### [Requirement]
Copy down every one of the entries below line for line, changing nothing and keeping the original order.

####

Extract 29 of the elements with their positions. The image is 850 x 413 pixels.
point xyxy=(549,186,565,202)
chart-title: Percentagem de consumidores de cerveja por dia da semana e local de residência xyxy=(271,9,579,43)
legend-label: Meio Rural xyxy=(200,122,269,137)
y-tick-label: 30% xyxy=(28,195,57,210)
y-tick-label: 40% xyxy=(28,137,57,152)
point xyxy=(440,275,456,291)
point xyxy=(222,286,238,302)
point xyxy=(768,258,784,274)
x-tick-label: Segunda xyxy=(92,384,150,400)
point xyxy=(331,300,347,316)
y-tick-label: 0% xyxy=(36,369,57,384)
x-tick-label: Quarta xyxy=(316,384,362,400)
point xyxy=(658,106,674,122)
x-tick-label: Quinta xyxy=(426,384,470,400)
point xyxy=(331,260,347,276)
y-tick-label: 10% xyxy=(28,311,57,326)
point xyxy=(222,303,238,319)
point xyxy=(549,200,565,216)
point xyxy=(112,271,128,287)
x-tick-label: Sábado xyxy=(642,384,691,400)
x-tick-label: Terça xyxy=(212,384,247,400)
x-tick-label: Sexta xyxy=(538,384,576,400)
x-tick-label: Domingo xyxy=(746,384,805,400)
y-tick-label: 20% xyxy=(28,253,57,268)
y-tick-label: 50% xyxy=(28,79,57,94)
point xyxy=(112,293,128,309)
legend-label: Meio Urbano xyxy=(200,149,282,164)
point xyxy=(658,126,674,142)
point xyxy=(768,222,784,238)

####

### [Response for this exercise]
Extract 29 of the elements with their positions. The image is 850 x 413 pixels.
point xyxy=(549,186,565,202)
chart-title: Percentagem de consumidores de cerveja por dia da semana e local de residência xyxy=(271,9,579,43)
legend-label: Meio Rural xyxy=(200,122,269,137)
y-tick-label: 30% xyxy=(28,195,57,210)
y-tick-label: 40% xyxy=(28,137,57,152)
point xyxy=(440,275,456,291)
point xyxy=(222,286,238,302)
point xyxy=(768,258,784,274)
x-tick-label: Segunda xyxy=(92,384,150,400)
point xyxy=(331,300,347,316)
y-tick-label: 0% xyxy=(36,369,57,384)
x-tick-label: Quarta xyxy=(316,384,362,400)
point xyxy=(658,106,674,122)
x-tick-label: Quinta xyxy=(426,384,470,400)
point xyxy=(331,260,347,276)
y-tick-label: 10% xyxy=(28,311,57,326)
point xyxy=(222,303,238,319)
point xyxy=(549,200,565,216)
point xyxy=(112,271,128,287)
x-tick-label: Sábado xyxy=(642,384,691,400)
x-tick-label: Terça xyxy=(212,384,247,400)
x-tick-label: Sexta xyxy=(538,384,576,400)
x-tick-label: Domingo xyxy=(746,384,805,400)
y-tick-label: 20% xyxy=(28,253,57,268)
y-tick-label: 50% xyxy=(28,79,57,94)
point xyxy=(112,293,128,309)
legend-label: Meio Urbano xyxy=(200,149,282,164)
point xyxy=(658,126,674,142)
point xyxy=(768,222,784,238)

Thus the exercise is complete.